Go through the data and tally the lines that include "Пароль". The reply is that number alone.

.....

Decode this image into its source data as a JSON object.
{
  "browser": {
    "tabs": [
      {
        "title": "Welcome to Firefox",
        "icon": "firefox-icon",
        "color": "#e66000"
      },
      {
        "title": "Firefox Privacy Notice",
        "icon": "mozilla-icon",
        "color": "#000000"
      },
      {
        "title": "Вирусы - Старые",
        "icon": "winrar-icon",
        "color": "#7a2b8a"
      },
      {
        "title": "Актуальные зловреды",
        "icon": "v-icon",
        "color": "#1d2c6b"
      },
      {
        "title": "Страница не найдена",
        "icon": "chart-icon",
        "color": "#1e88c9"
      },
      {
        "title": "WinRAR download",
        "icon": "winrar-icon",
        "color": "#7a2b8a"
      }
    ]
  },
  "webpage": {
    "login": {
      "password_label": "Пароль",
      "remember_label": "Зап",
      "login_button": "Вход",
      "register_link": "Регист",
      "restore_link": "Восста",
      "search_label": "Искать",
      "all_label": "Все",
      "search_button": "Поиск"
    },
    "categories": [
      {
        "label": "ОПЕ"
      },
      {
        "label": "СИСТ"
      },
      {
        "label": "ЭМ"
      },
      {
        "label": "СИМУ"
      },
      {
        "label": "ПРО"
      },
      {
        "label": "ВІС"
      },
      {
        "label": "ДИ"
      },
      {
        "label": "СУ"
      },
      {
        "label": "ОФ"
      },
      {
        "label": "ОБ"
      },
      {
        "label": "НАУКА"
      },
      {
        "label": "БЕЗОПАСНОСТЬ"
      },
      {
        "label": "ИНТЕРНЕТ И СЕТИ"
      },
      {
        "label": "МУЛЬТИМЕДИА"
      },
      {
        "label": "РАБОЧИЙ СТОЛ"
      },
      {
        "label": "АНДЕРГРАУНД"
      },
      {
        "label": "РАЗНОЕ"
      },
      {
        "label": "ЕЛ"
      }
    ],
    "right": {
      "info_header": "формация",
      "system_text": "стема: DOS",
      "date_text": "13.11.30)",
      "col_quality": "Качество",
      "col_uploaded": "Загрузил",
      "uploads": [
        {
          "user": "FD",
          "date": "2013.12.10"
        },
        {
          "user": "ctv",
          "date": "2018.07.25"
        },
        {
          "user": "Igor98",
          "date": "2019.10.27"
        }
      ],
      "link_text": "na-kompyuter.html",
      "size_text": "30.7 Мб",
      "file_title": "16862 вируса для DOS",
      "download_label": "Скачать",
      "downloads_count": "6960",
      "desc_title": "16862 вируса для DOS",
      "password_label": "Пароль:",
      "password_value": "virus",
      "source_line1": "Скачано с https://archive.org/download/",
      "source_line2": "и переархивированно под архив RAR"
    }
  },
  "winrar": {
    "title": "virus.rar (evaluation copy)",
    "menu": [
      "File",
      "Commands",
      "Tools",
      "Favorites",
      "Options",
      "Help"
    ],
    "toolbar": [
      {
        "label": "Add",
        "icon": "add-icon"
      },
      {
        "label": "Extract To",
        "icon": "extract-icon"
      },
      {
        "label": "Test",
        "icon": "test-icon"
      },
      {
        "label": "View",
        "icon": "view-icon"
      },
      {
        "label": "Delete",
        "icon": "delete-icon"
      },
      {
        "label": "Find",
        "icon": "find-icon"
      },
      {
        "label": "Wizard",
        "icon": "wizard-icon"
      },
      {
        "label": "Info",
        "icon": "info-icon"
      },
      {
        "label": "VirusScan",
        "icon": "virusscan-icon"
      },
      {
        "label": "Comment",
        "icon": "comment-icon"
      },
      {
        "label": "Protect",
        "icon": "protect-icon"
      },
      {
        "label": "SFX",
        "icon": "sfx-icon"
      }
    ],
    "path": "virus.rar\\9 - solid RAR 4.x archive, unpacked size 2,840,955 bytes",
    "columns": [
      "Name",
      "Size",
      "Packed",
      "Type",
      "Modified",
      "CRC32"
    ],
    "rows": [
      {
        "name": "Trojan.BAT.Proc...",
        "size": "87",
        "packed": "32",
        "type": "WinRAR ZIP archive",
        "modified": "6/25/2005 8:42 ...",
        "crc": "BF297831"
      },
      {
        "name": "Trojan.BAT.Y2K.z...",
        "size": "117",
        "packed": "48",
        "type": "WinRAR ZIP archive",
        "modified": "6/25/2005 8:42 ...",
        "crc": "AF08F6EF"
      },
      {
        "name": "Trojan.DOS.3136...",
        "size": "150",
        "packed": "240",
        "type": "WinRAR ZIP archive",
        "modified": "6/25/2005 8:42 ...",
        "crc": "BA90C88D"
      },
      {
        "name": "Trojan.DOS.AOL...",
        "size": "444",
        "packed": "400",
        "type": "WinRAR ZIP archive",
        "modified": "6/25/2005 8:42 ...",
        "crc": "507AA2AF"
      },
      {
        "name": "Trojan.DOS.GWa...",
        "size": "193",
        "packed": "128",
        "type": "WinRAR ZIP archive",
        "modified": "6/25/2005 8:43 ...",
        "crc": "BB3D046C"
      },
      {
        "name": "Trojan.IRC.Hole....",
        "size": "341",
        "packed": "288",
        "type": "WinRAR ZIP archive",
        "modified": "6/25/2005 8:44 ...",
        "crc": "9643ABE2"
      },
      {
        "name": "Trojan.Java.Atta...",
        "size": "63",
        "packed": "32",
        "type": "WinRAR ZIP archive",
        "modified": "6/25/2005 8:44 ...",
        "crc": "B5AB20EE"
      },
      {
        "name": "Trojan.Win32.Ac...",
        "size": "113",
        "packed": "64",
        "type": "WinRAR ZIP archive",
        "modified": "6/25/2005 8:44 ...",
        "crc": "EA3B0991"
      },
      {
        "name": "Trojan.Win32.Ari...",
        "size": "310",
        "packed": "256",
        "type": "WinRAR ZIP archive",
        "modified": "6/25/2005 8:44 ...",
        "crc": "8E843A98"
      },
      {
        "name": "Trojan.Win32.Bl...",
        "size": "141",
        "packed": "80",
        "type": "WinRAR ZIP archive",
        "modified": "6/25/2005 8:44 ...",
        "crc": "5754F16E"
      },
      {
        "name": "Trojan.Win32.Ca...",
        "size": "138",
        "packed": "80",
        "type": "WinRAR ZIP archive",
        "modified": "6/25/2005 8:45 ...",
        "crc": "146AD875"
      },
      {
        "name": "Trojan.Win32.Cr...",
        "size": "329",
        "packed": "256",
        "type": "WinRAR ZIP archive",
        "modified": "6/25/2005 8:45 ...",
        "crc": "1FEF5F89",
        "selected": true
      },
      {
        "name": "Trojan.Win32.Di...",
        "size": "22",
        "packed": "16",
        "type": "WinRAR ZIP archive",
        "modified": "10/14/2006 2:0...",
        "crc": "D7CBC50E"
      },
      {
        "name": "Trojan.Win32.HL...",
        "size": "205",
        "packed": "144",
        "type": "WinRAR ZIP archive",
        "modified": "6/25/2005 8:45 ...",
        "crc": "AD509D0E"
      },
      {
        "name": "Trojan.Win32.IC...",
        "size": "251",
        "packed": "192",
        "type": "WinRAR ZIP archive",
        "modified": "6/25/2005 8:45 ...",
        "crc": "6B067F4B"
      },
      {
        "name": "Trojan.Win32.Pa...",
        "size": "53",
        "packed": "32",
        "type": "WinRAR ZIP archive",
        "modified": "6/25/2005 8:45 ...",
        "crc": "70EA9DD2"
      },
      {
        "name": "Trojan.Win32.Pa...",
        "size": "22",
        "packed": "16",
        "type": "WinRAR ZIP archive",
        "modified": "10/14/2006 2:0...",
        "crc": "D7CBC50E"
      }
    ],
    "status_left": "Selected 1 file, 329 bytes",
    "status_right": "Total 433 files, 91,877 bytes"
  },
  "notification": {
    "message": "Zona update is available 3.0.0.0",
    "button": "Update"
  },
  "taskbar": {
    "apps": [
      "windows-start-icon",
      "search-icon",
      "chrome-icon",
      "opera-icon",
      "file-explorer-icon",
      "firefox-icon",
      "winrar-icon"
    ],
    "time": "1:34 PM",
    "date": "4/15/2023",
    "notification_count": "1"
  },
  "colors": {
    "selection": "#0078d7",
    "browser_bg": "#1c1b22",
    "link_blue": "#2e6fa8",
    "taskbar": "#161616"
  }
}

.....

* [RESPONSE TO THIS TASK]:
2